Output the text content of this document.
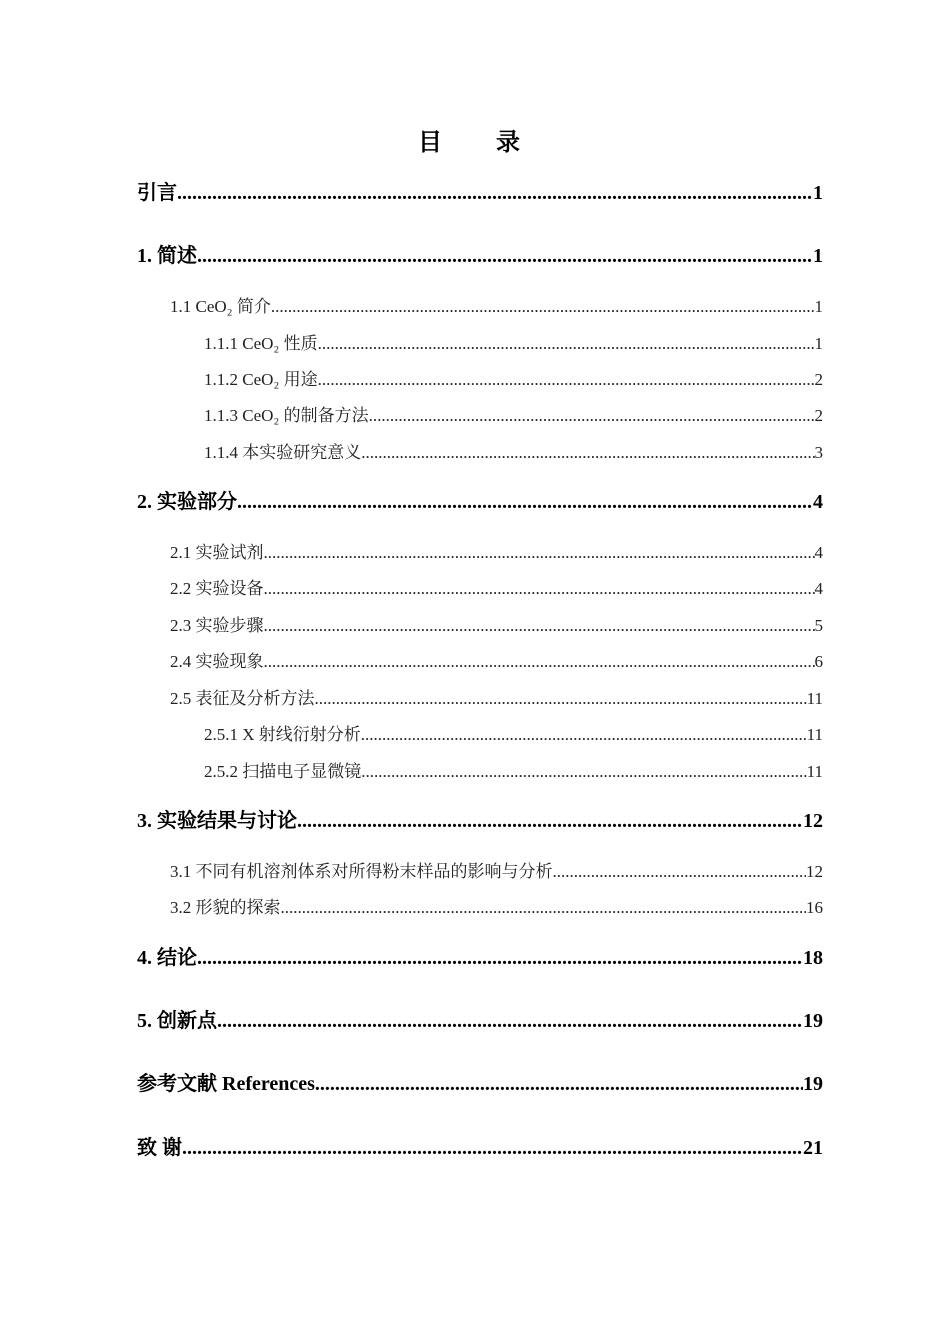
目 录
引言 .....	1
1. 简述 .....	1
1.1 CeO₂ 简介 .....	1
1.1.1 CeO₂ 性质 .....	1
1.1.2 CeO₂ 用途 .....	2
1.1.3 CeO₂ 的制备方法 .....	2
1.1.4 本实验研究意义 .....	3
2. 实验部分 .....	4
2.1 实验试剂 .....	4
2.2 实验设备 .....	4
2.3 实验步骤 .....	5
2.4 实验现象 .....	6
2.5 表征及分析方法 .....	11
2.5.1 X 射线衍射分析 .....	11
2.5.2 扫描电子显微镜 .....	11
3. 实验结果与讨论 .....	12
3.1 不同有机溶剂体系对所得粉末样品的影响与分析 .....	12
3.2 形貌的探索 .....	16
4. 结论 .....	18
5. 创新点 .....	19
参考文献 References .....	19
致 谢 .....	21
══════════
**Stated exercise**
Your task is to repeat the data above exactly while excluding the pictures.

**Solution to the exercise**
Output the text content of this document.
目 录
引言 .....	1
1. 简述 .....	1
1.1 CeO₂ 简介 .....	1
1.1.1 CeO₂ 性质 .....	1
1.1.2 CeO₂ 用途 .....	2
1.1.3 CeO₂ 的制备方法 .....	2
1.1.4 本实验研究意义 .....	3
2. 实验部分 .....	4
2.1 实验试剂 .....	4
2.2 实验设备 .....	4
2.3 实验步骤 .....	5
2.4 实验现象 .....	6
2.5 表征及分析方法 .....	11
2.5.1 X 射线衍射分析 .....	11
2.5.2 扫描电子显微镜 .....	11
3. 实验结果与讨论 .....	12
3.1 不同有机溶剂体系对所得粉末样品的影响与分析 .....	12
3.2 形貌的探索 .....	16
4. 结论 .....	18
5. 创新点 .....	19
参考文献 References .....	19
致 谢 .....	21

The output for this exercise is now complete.